* _Dataset rows_:
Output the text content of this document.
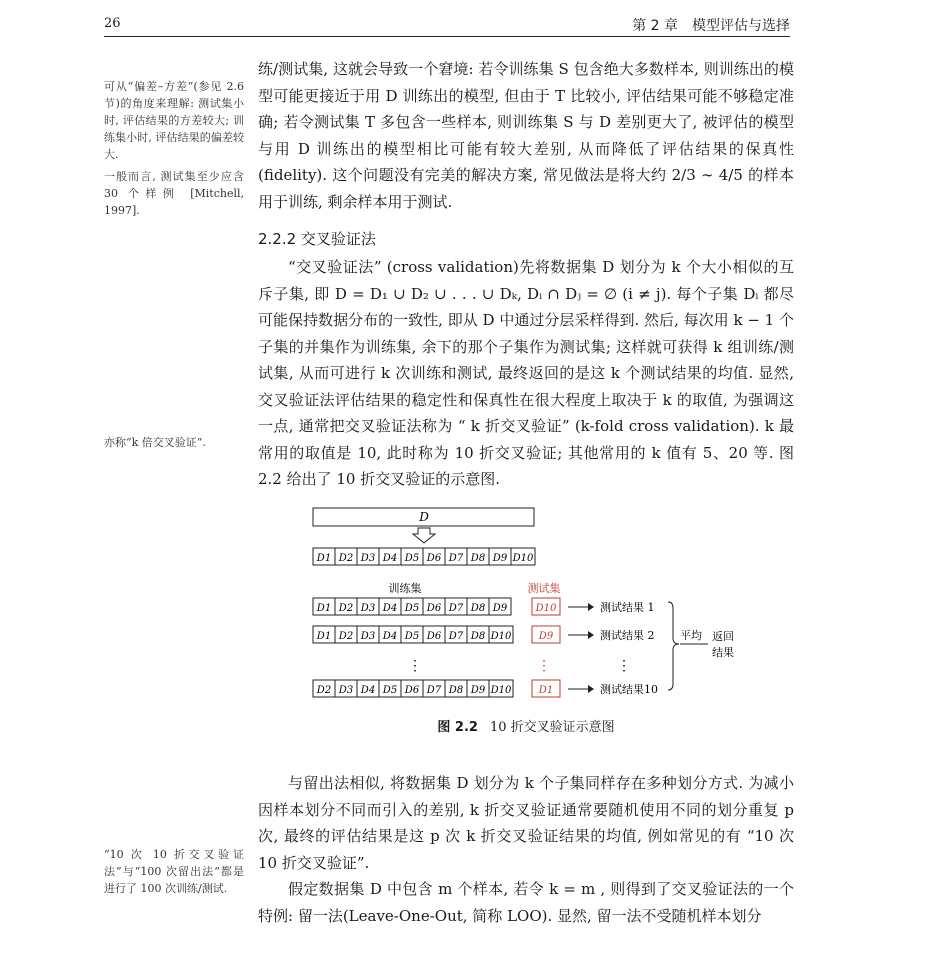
26	第 2 章　模型评估与选择

练/测试集, 这就会导致一个窘境: 若令训练集 S 包含绝大多数样本, 则训练出的模型可能更接近于用 D 训练出的模型, 但由于 T 比较小, 评估结果可能不够稳定准确; 若令测试集 T 多包含一些样本, 则训练集 S 与 D 差别更大了, 被评估的模型与用 D 训练出的模型相比可能有较大差别, 从而降低了评估结果的保真性(fidelity). 这个问题没有完美的解决方案, 常见做法是将大约 2/3 ∼ 4/5 的样本用于训练, 剩余样本用于测试.

2.2.2 交叉验证法

“交叉验证法” (cross validation)先将数据集 D 划分为 k 个大小相似的互斥子集, 即 D = D₁ ∪ D₂ ∪ . . . ∪ Dₖ, Dᵢ ∩ Dⱼ = ∅ (i ≠ j). 每个子集 Dᵢ 都尽可能保持数据分布的一致性, 即从 D 中通过分层采样得到. 然后, 每次用 k − 1 个子集的并集作为训练集, 余下的那个子集作为测试集; 这样就可获得 k 组训练/测试集, 从而可进行 k 次训练和测试, 最终返回的是这 k 个测试结果的均值. 显然, 交叉验证法评估结果的稳定性和保真性在很大程度上取决于 k 的取值, 为强调这一点, 通常把交叉验证法称为 “ k 折交叉验证” (k-fold cross validation). k 最常用的取值是 10, 此时称为 10 折交叉验证; 其他常用的 k 值有 5、20 等. 图 2.2 给出了 10 折交叉验证的示意图.

可从“偏差–方差”(参见 2.6 节)的角度来理解: 测试集小时, 评估结果的方差较大; 训练集小时, 评估结果的偏差较大.

一般而言, 测试集至少应含 30 个样例 [Mitchell, 1997].

亦称“k 倍交叉验证”.

“10 次 10 折交叉验证法”与“100 次留出法”都是进行了 100 次训练/测试.

D
D1 D2 D3 D4 D5 D6 D7 D8 D9 D10
训练集	测试集
D1 D2 D3 D4 D5 D6 D7 D8 D9	D10	测试结果 1
D1 D2 D3 D4 D5 D6 D7 D8 D10	D9	测试结果 2
D2 D3 D4 D5 D6 D7 D8 D9 D10	D1	测试结果10
⋮	⋮	⋮
平均 返回
结果
图 2.2 10 折交叉验证示意图

与留出法相似, 将数据集 D 划分为 k 个子集同样存在多种划分方式. 为减小因样本划分不同而引入的差别, k 折交叉验证通常要随机使用不同的划分重复 p 次, 最终的评估结果是这 p 次 k 折交叉验证结果的均值, 例如常见的有 “10 次 10 折交叉验证”.

假定数据集 D 中包含 m 个样本, 若令 k = m , 则得到了交叉验证法的一个特例: 留一法(Leave-One-Out, 简称 LOO). 显然, 留一法不受随机样本划分
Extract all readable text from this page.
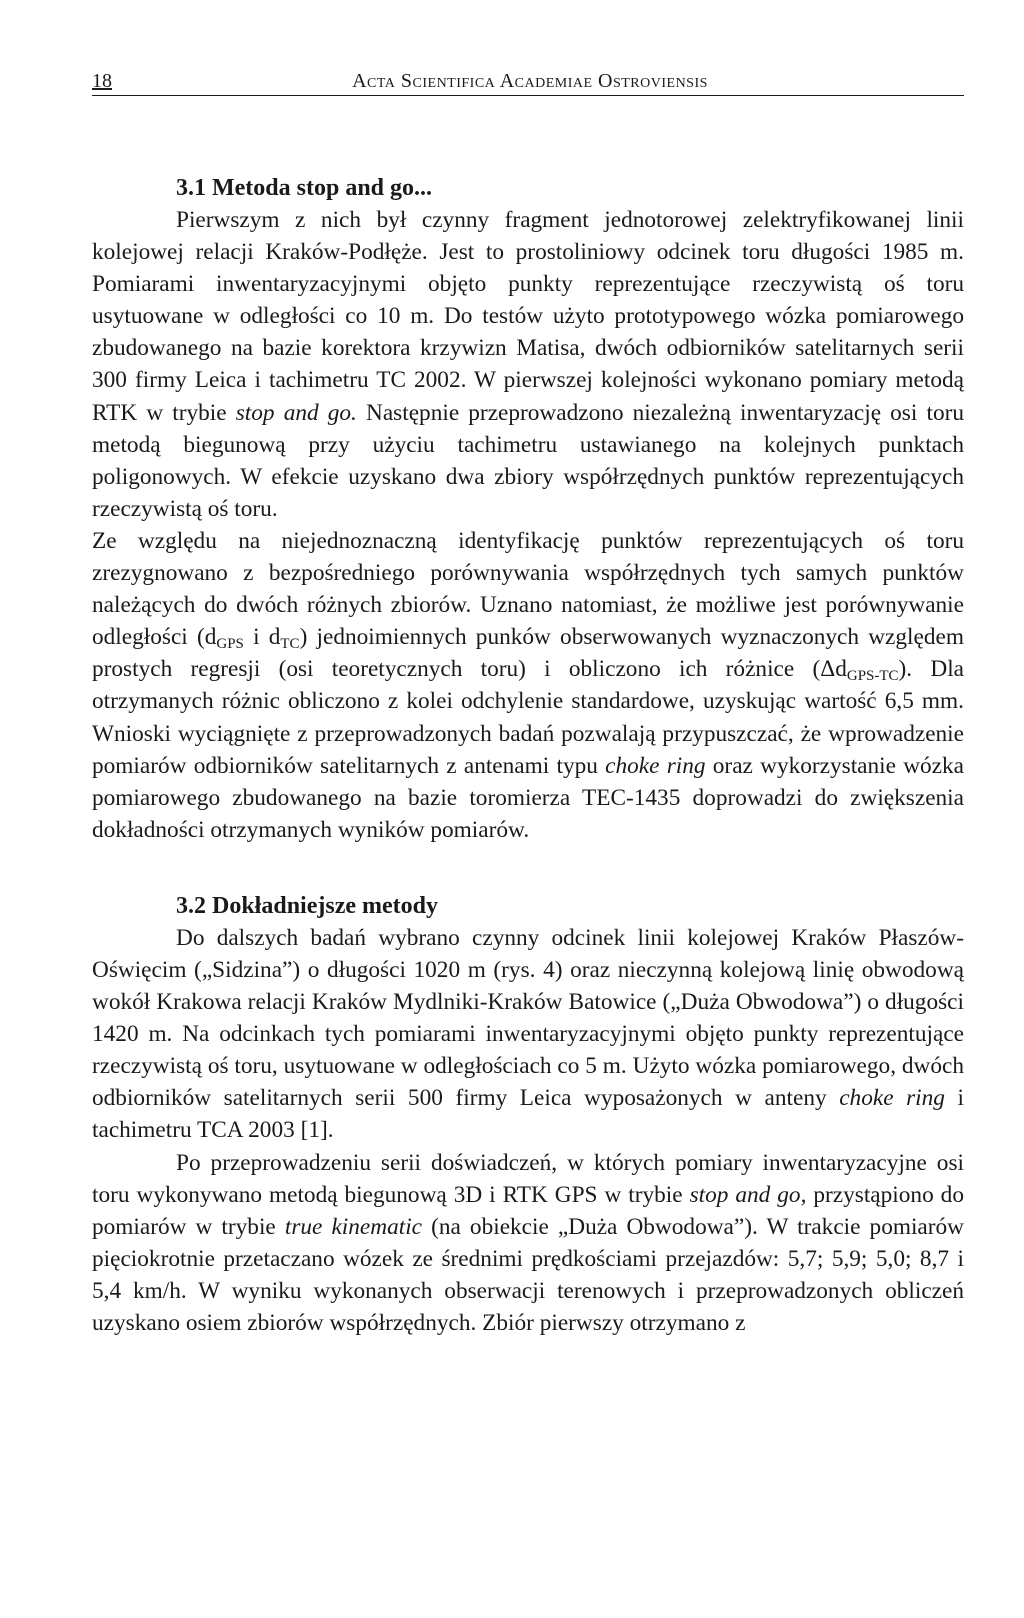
18	Acta Scientifica Academiae Ostroviensis
3.1 Metoda stop and go...

Pierwszym z nich był czynny fragment jednotorowej zelektryfikowanej linii kolejowej relacji Kraków-Podłęże. Jest to prostoliniowy odcinek toru długości 1985 m. Pomiarami inwentaryzacyjnymi objęto punkty reprezentujące rzeczywistą oś toru usytuowane w odległości co 10 m. Do testów użyto prototypowego wózka pomiarowego zbudowanego na bazie korektora krzywizn Matisa, dwóch odbiorników satelitarnych serii 300 firmy Leica i tachimetru TC 2002. W pierwszej kolejności wykonano pomiary metodą RTK w trybie stop and go. Następnie przeprowadzono niezależną inwentaryzację osi toru metodą biegunową przy użyciu tachimetru ustawianego na kolejnych punktach poligonowych. W efekcie uzyskano dwa zbiory współrzędnych punktów reprezentujących rzeczywistą oś toru.

Ze względu na niejednoznaczną identyfikację punktów reprezentujących oś toru zrezygnowano z bezpośredniego porównywania współrzędnych tych samych punktów należących do dwóch różnych zbiorów. Uznano natomiast, że możliwe jest porównywanie odległości ($d_{GPS}$ i $d_{TC}$) jednoimiennych punków obserwowanych wyznaczonych względem prostych regresji (osi teoretycznych toru) i obliczono ich różnice $(\Delta d_{GPS-TC})$. Dla otrzymanych różnic obliczono z kolei odchylenie standardowe, uzyskując wartość 6,5 mm. Wnioski wyciągnięte z przeprowadzonych badań pozwalają przypuszczać, że wprowadzenie pomiarów odbiorników satelitarnych z antenami typu choke ring oraz wykorzystanie wózka pomiarowego zbudowanego na bazie toromierza TEC-1435 doprowadzi do zwiększenia dokładności otrzymanych wyników pomiarów.

3.2 Dokładniejsze metody

Do dalszych badań wybrano czynny odcinek linii kolejowej Kraków Płaszów-Oświęcim („Sidzina”) o długości 1020 m (rys. 4) oraz nieczynną kolejową linię obwodową wokół Krakowa relacji Kraków Mydlniki-Kraków Batowice („Duża Obwodowa”) o długości 1420 m. Na odcinkach tych pomiarami inwentaryzacyjnymi objęto punkty reprezentujące rzeczywistą oś toru, usytuowane w odległościach co 5 m. Użyto wózka pomiarowego, dwóch odbiorników satelitarnych serii 500 firmy Leica wyposażonych w anteny choke ring i tachimetru TCA 2003 [1].

Po przeprowadzeniu serii doświadczeń, w których pomiary inwentaryzacyjne osi toru wykonywano metodą biegunową 3D i RTK GPS w trybie stop and go, przystąpiono do pomiarów w trybie true kinematic (na obiekcie „Duża Obwodowa”). W trakcie pomiarów pięciokrotnie przetaczano wózek ze średnimi prędkościami przejazdów: 5,7; 5,9; 5,0; 8,7 i 5,4 km/h. W wyniku wykonanych obserwacji terenowych i przeprowadzonych obliczeń uzyskano osiem zbiorów współrzędnych. Zbiór pierwszy otrzymano z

* _Work required_: Check the data for the word "pomiary" and pull out the lines that have it.

* _Task output_:
Pierwszym z nich był czynny fragment jednotorowej zelektryfikowanej linii kolejowej relacji Kraków-Podłęże. Jest to prostoliniowy odcinek toru długości 1985 m. Pomiarami inwentaryzacyjnymi objęto punkty reprezentujące rzeczywistą oś toru usytuowane w odległości co 10 m. Do testów użyto prototypowego wózka pomiarowego zbudowanego na bazie korektora krzywizn Matisa, dwóch odbiorników satelitarnych serii 300 firmy Leica i tachimetru TC 2002. W pierwszej kolejności wykonano pomiary metodą RTK w trybie stop and go. Następnie przeprowadzono niezależną inwentaryzację osi toru metodą biegunową przy użyciu tachimetru ustawianego na kolejnych punktach poligonowych. W efekcie uzyskano dwa zbiory współrzędnych punktów reprezentujących rzeczywistą oś toru.
Po przeprowadzeniu serii doświadczeń, w których pomiary inwentaryzacyjne osi toru wykonywano metodą biegunową 3D i RTK GPS w trybie stop and go, przystąpiono do pomiarów w trybie true kinematic (na obiekcie „Duża Obwodowa”). W trakcie pomiarów pięciokrotnie przetaczano wózek ze średnimi prędkościami przejazdów: 5,7; 5,9; 5,0; 8,7 i 5,4 km/h. W wyniku wykonanych obserwacji terenowych i przeprowadzonych obliczeń uzyskano osiem zbiorów współrzędnych. Zbiór pierwszy otrzymano z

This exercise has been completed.